Please count the lines of the data below that contain the string "equation". Reply with the number alone.

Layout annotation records
──────────

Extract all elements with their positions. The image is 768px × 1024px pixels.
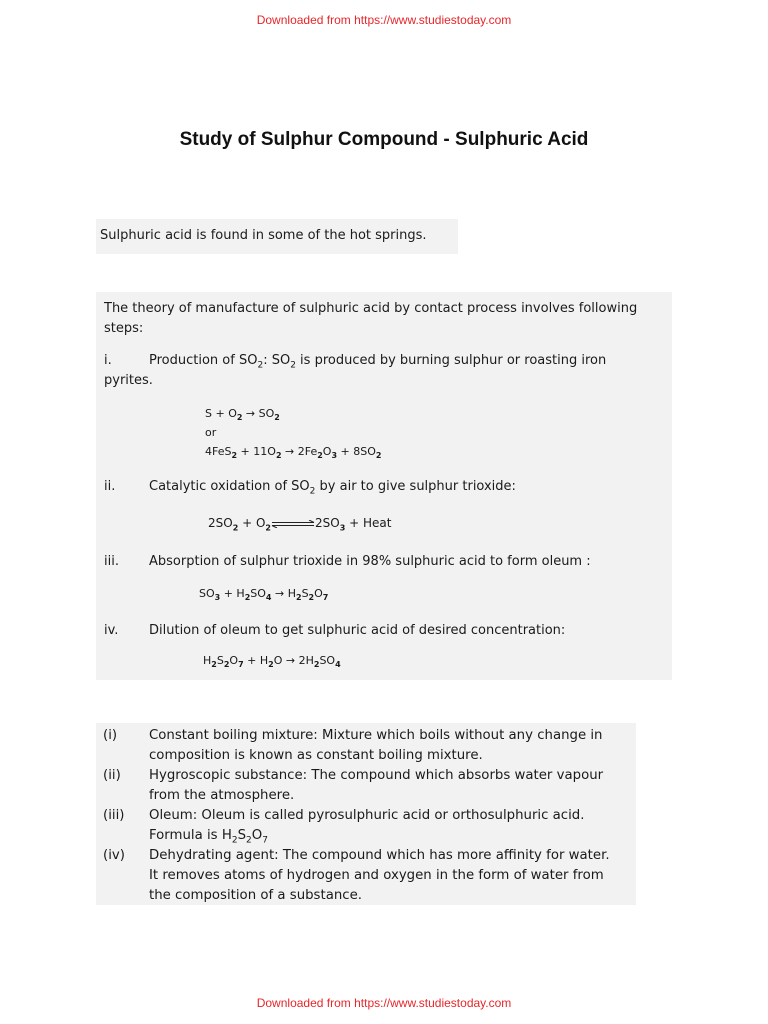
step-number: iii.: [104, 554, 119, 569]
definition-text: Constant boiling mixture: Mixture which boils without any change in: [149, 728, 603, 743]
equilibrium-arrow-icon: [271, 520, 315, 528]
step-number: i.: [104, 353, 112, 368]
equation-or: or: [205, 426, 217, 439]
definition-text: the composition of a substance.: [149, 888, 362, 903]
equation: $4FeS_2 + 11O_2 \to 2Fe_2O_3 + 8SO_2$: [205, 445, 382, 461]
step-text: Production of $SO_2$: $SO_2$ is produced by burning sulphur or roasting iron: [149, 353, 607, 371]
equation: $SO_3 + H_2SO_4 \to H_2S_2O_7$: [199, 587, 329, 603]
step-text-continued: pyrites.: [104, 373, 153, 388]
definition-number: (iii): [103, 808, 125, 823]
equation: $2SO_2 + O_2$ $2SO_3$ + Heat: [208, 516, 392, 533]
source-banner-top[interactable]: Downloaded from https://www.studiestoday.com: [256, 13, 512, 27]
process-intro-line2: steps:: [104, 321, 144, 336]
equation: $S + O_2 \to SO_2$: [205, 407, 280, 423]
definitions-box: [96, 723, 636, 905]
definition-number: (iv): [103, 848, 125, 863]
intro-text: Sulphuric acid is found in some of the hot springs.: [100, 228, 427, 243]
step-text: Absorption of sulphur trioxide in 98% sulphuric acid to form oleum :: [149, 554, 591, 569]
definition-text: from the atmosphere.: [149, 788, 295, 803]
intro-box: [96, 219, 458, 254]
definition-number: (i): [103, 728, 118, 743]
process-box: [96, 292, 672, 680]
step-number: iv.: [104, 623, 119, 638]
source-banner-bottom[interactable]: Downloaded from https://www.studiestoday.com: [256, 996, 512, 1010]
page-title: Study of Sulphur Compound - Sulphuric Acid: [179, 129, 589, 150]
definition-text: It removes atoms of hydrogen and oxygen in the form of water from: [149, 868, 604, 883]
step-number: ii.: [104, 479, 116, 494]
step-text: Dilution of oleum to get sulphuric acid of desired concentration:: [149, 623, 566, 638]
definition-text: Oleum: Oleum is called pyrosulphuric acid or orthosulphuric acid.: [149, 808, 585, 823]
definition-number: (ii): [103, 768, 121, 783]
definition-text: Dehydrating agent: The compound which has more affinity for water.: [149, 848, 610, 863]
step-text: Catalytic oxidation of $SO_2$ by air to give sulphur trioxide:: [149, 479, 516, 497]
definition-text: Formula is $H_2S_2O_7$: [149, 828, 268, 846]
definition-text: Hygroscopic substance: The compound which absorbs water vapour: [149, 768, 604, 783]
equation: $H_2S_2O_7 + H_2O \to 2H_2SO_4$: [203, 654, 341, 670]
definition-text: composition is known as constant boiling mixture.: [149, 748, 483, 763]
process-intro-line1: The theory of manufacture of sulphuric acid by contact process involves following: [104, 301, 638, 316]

──────────

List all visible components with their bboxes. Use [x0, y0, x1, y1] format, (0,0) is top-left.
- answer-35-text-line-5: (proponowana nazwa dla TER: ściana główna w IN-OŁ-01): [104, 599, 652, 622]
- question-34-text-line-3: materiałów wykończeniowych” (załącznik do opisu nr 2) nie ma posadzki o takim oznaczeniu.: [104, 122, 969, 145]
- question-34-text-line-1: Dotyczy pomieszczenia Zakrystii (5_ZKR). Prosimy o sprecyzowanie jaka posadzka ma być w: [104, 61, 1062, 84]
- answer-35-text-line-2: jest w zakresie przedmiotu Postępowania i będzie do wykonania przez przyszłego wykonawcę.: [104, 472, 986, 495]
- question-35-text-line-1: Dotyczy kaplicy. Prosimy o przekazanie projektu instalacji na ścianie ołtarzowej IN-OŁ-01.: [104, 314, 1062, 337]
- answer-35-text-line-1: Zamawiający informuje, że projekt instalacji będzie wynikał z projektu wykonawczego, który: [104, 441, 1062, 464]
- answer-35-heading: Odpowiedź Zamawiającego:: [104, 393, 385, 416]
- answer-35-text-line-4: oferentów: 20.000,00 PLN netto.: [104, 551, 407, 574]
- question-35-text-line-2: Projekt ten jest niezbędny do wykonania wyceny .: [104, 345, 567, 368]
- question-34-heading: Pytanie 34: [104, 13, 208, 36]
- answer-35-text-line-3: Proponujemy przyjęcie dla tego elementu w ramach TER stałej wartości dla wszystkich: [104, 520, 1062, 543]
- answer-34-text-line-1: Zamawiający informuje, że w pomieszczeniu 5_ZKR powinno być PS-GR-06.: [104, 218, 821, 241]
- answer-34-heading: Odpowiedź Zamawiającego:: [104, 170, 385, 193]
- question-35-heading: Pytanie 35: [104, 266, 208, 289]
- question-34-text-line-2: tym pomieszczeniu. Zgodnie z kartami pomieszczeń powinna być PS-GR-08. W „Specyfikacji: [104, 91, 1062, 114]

──────────

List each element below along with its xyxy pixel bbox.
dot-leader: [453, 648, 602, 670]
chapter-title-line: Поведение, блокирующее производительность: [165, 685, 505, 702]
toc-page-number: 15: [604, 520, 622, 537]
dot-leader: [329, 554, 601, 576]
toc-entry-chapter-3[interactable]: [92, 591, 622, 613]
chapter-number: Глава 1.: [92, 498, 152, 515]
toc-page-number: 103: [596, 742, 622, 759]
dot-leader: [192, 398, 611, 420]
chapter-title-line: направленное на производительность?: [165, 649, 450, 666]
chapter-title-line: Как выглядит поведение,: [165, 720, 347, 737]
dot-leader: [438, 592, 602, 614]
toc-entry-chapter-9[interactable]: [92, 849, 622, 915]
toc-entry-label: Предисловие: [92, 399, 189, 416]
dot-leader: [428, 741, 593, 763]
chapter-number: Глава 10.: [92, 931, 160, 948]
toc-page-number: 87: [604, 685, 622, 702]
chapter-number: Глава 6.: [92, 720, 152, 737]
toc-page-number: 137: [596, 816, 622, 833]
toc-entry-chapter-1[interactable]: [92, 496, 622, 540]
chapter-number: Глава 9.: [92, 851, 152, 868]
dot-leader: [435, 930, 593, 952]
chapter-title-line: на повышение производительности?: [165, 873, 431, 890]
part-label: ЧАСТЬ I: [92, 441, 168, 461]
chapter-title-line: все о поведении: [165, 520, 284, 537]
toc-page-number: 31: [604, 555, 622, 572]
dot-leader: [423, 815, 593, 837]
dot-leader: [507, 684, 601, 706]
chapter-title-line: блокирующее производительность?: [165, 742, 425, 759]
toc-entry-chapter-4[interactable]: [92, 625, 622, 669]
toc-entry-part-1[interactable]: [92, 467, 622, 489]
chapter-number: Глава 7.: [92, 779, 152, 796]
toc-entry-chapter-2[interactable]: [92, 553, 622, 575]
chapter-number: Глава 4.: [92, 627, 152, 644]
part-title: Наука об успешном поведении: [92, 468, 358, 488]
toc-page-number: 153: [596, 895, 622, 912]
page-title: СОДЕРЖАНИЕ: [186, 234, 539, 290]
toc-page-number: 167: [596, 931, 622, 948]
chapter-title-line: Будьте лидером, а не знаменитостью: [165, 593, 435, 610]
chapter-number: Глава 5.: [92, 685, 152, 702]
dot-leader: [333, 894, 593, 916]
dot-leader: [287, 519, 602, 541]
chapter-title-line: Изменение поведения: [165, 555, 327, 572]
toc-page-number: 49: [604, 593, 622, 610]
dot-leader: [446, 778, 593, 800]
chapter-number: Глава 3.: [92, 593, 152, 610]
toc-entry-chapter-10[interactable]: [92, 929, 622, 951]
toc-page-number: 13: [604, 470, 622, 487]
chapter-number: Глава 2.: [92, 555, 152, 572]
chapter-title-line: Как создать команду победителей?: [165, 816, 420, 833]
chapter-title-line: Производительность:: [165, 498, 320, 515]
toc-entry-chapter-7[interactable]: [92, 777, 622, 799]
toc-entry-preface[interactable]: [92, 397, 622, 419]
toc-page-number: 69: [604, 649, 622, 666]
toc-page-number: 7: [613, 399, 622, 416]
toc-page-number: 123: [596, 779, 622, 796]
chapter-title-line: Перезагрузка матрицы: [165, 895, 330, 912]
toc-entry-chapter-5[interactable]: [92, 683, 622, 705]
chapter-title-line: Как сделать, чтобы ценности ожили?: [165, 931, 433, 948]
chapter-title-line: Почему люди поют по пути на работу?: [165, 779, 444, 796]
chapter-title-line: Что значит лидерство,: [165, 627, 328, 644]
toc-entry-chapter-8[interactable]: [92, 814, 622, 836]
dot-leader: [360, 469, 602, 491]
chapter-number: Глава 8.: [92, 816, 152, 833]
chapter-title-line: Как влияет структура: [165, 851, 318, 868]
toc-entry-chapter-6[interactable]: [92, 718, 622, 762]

──────────

§ **Task result**: 6